TRECHO DO DOCUMENTO ::

______

Caro Presidente Trump:
O senhor pode não ter interesse na história judaica ou árabe, mas ambas têm muito interesse no senhor hoje. Estamos em um daqueles raros momentos — como após a 1.ª Guerra, a 2.ª Guerra e a Guerra Fria — quando tudo no Oriente Médio está em jogo e tudo é possível. E agora, todos estão à sua espera.
Sem exagero: o senhor tem a chance de reconfigurar essa região de maneiras capazes de melhorar fundamentalmente a paz e a prosperidade de israelenses, palestinos e todos os povos vizinhos, assim como os interesses de segurança nacional dos Estados Unidos.

______

ENUNCIADOS DAS TAREFAS ::
(a) Diga se cada afirmação está de acordo com a carta ao presidente Trump, respondendo sim ou não e citando as palavras da carta que decidem a questão. (i) A carta compara o momento atual no Oriente Médio ao período posterior à Guerra Fria. (ii) A carta afirma que o presidente tem grande interesse pela história judaica e árabe. (iii) A carta menciona os interesses de segurança nacional dos Estados Unidos.
(b) Liste todas as guerras citadas na carta ao presidente Trump.
(c) Retome a carta ao presidente Trump a partir da última frase apresentada.

MATERIAL ::
______

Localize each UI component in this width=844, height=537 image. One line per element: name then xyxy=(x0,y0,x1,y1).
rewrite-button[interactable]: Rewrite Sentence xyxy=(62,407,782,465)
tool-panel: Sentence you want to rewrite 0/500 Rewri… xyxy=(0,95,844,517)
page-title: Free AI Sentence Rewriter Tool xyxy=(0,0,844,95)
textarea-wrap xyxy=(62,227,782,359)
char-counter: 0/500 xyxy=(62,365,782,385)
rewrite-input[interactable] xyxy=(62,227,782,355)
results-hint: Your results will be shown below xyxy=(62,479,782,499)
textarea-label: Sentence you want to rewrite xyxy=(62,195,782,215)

______

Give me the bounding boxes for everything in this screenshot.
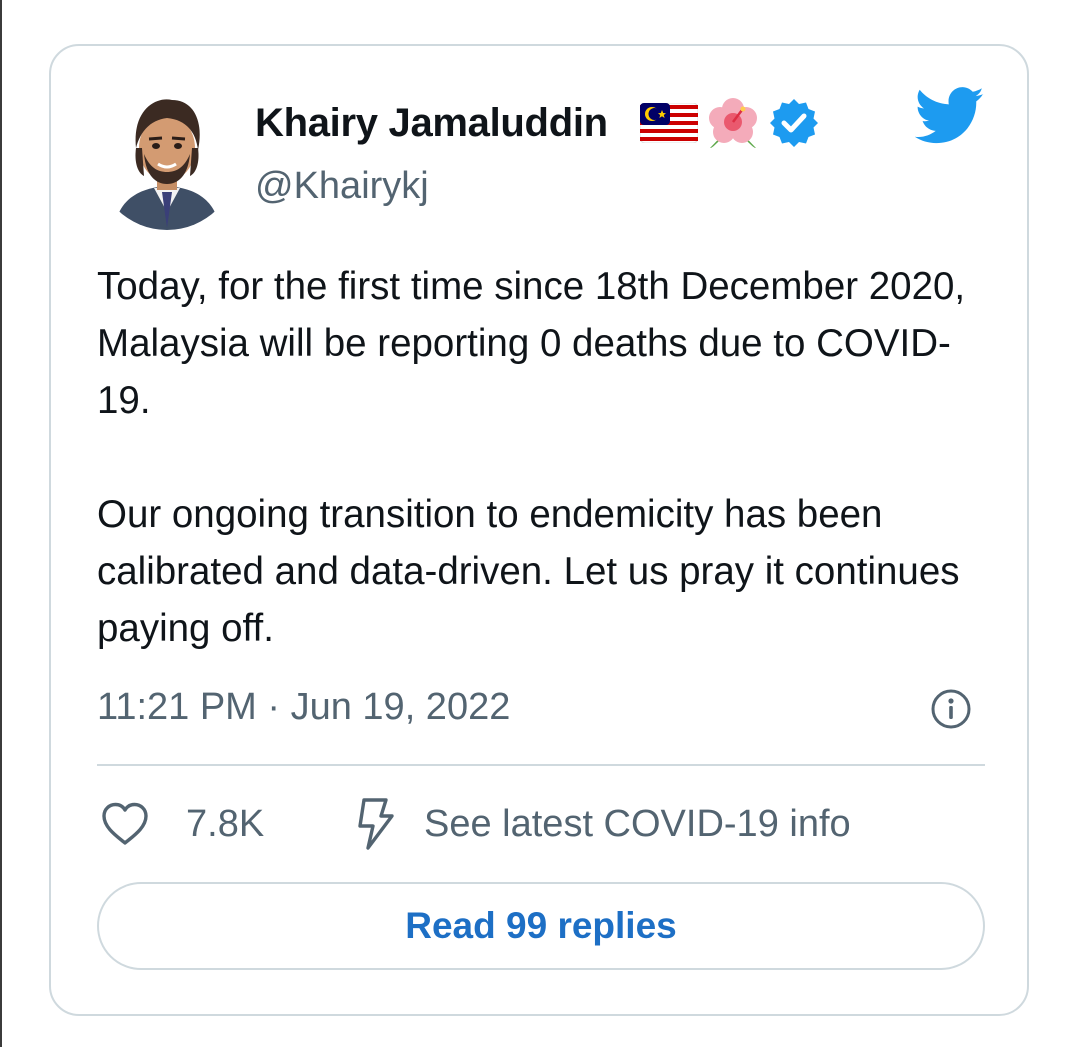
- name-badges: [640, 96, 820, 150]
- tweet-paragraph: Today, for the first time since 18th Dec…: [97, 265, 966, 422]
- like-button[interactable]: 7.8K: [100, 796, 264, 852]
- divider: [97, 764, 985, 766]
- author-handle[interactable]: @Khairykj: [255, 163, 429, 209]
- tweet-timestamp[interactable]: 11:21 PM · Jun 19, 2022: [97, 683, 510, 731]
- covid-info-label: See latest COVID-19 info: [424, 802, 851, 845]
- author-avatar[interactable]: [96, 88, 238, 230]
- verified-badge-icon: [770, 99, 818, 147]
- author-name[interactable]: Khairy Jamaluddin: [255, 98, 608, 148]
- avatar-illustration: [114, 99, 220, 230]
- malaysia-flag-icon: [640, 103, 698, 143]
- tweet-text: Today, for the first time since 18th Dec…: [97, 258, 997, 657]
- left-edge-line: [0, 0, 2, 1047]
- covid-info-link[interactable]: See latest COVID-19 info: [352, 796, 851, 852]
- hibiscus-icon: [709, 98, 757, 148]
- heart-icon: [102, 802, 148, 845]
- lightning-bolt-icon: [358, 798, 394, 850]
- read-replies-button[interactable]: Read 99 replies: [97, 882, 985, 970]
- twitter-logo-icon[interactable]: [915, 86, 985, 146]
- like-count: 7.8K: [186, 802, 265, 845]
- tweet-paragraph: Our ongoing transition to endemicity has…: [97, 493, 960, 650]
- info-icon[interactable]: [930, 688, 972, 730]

______

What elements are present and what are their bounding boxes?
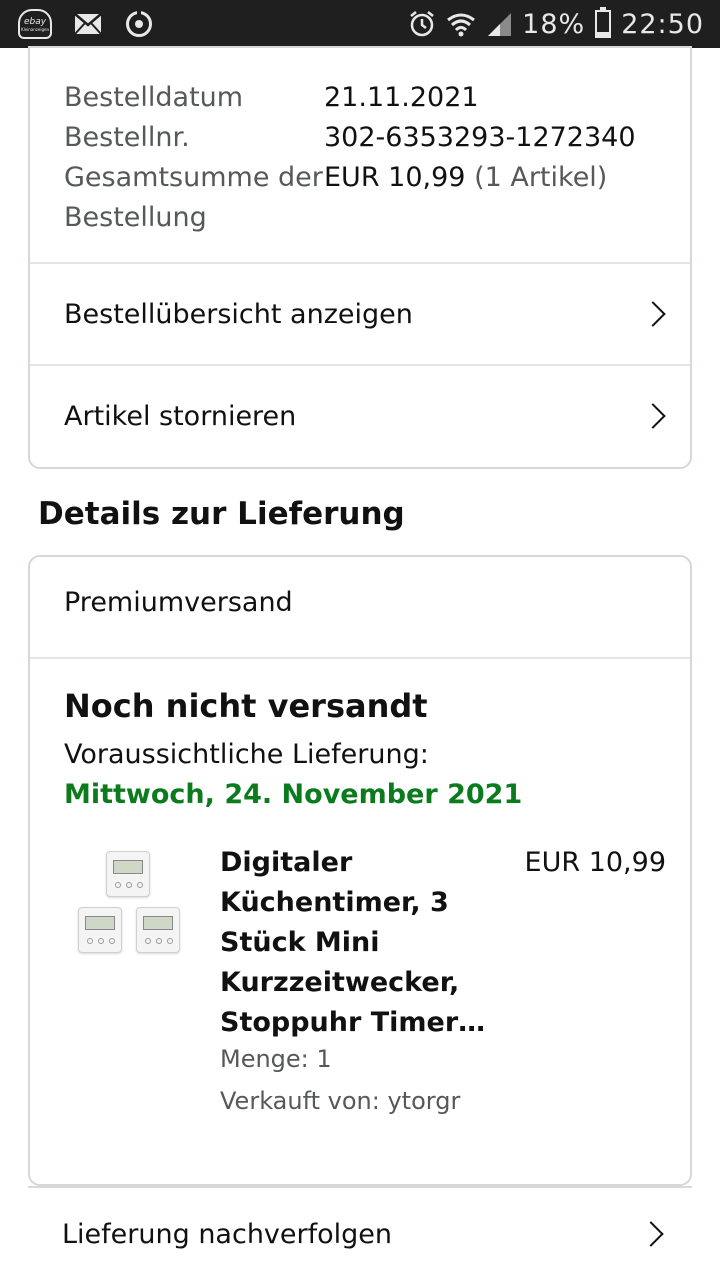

______

RESPOSTAS DAS TAREFAS ::
(a)
(i) Sim: "como após a 1.ª Guerra, a 2.ª Guerra e a Guerra Fria".
(ii) Não: "O senhor pode não ter interesse na história judaica ou árabe".
(iii) Sim: "assim como os interesses de segurança nacional dos Estados Unidos".

(b) 1.ª Guerra, 2.ª Guerra, Guerra Fria

(c)
Fique avisado, no entanto, que apesar de os dividendos do sucesso serem enormes, as consequências de um fracasso seriam totalmente infernais. Ou o Prêmio Nobel ou um prêmio de consolação. No entanto, essa missão é inescapável. O Oriente Médio renascerá como uma região forte, na qual relações normalizadas, comércio e cooperação serão objetivos determinantes, ou se desintegrará em alguns Estados-nação sólidos cercados por vastas zonas de desordem, regidas por senhores da guerra e terroristas assustadoramente especializados no uso de drones.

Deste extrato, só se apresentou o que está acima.